Problem to solve: Your copy of the material must match it exactly, except that pictures are dropped.

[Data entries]
════
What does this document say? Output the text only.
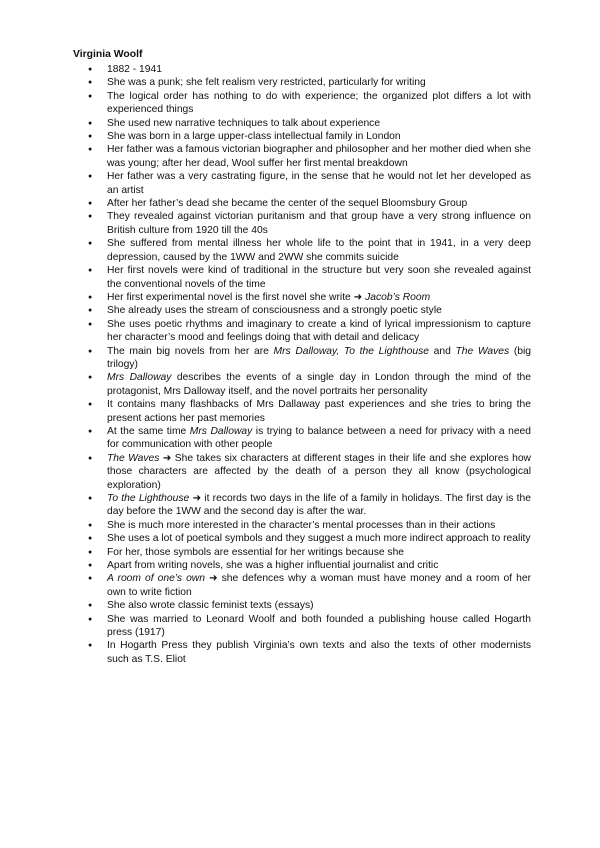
Virginia Woolf
● 1882 - 1941
● She was a punk; she felt realism very restricted, particularly for writing
● The logical order has nothing to do with experience; the organized plot differs a lot with experienced things
● She used new narrative techniques to talk about experience
● She was born in a large upper-class intellectual family in London
● Her father was a famous victorian biographer and philosopher and her mother died when she was young; after her dead, Wool suffer her first mental breakdown
● Her father was a very castrating figure, in the sense that he would not let her developed as an artist
● After her father’s dead she became the center of the sequel Bloomsbury Group
● They revealed against victorian puritanism and that group have a very strong influence on British culture from 1920 till the 40s
● She suffered from mental illness her whole life to the point that in 1941, in a very deep depression, caused by the 1WW and 2WW she commits suicide
● Her first novels were kind of traditional in the structure but very soon she revealed against the conventional novels of the time
● Her first experimental novel is the first novel she write ➜ Jacob’s Room
● She already uses the stream of consciousness and a strongly poetic style
● She uses poetic rhythms and imaginary to create a kind of lyrical impressionism to capture her character’s mood and feelings doing that with detail and delicacy
● The main big novels from her are Mrs Dalloway, To the Lighthouse and The Waves (big trilogy)
● Mrs Dalloway describes the events of a single day in London through the mind of the protagonist, Mrs Dalloway itself, and the novel portraits her personality
● It contains many flashbacks of Mrs Dallaway past experiences and she tries to bring the present actions her past memories
● At the same time Mrs Dalloway is trying to balance between a need for privacy with a need for communication with other people
● The Waves ➜ She takes six characters at different stages in their life and she explores how those characters are affected by the death of a person they all know (psychological exploration)
● To the Lighthouse ➜ it records two days in the life of a family in holidays. The first day is the day before the 1WW and the second day is after the war.
● She is much more interested in the character’s mental processes than in their actions
● She uses a lot of poetical symbols and they suggest a much more indirect approach to reality
● For her, those symbols are essential for her writings because she
● Apart from writing novels, she was a higher influential journalist and critic
● A room of one’s own ➜ she defences why a woman must have money and a room of her own to write fiction
● She also wrote classic feminist texts (essays)
● She was married to Leonard Woolf and both founded a publishing house called Hogarth press (1917)
● In Hogarth Press they publish Virginia’s own texts and also the texts of other modernists such as T.S. Eliot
════
Solution below:
What does this document say? Output the text only.
Virginia Woolf
● 1882 - 1941
● She was a punk; she felt realism very restricted, particularly for writing
● The logical order has nothing to do with experience; the organized plot differs a lot with experienced things
● She used new narrative techniques to talk about experience
● She was born in a large upper-class intellectual family in London
● Her father was a famous victorian biographer and philosopher and her mother died when she was young; after her dead, Wool suffer her first mental breakdown
● Her father was a very castrating figure, in the sense that he would not let her developed as an artist
● After her father’s dead she became the center of the sequel Bloomsbury Group
● They revealed against victorian puritanism and that group have a very strong influence on British culture from 1920 till the 40s
● She suffered from mental illness her whole life to the point that in 1941, in a very deep depression, caused by the 1WW and 2WW she commits suicide
● Her first novels were kind of traditional in the structure but very soon she revealed against the conventional novels of the time
● Her first experimental novel is the first novel she write ➜ Jacob’s Room
● She already uses the stream of consciousness and a strongly poetic style
● She uses poetic rhythms and imaginary to create a kind of lyrical impressionism to capture her character’s mood and feelings doing that with detail and delicacy
● The main big novels from her are Mrs Dalloway, To the Lighthouse and The Waves (big trilogy)
● Mrs Dalloway describes the events of a single day in London through the mind of the protagonist, Mrs Dalloway itself, and the novel portraits her personality
● It contains many flashbacks of Mrs Dallaway past experiences and she tries to bring the present actions her past memories
● At the same time Mrs Dalloway is trying to balance between a need for privacy with a need for communication with other people
● The Waves ➜ She takes six characters at different stages in their life and she explores how those characters are affected by the death of a person they all know (psychological exploration)
● To the Lighthouse ➜ it records two days in the life of a family in holidays. The first day is the day before the 1WW and the second day is after the war.
● She is much more interested in the character’s mental processes than in their actions
● She uses a lot of poetical symbols and they suggest a much more indirect approach to reality
● For her, those symbols are essential for her writings because she
● Apart from writing novels, she was a higher influential journalist and critic
● A room of one’s own ➜ she defences why a woman must have money and a room of her own to write fiction
● She also wrote classic feminist texts (essays)
● She was married to Leonard Woolf and both founded a publishing house called Hogarth press (1917)
● In Hogarth Press they publish Virginia’s own texts and also the texts of other modernists such as T.S. Eliot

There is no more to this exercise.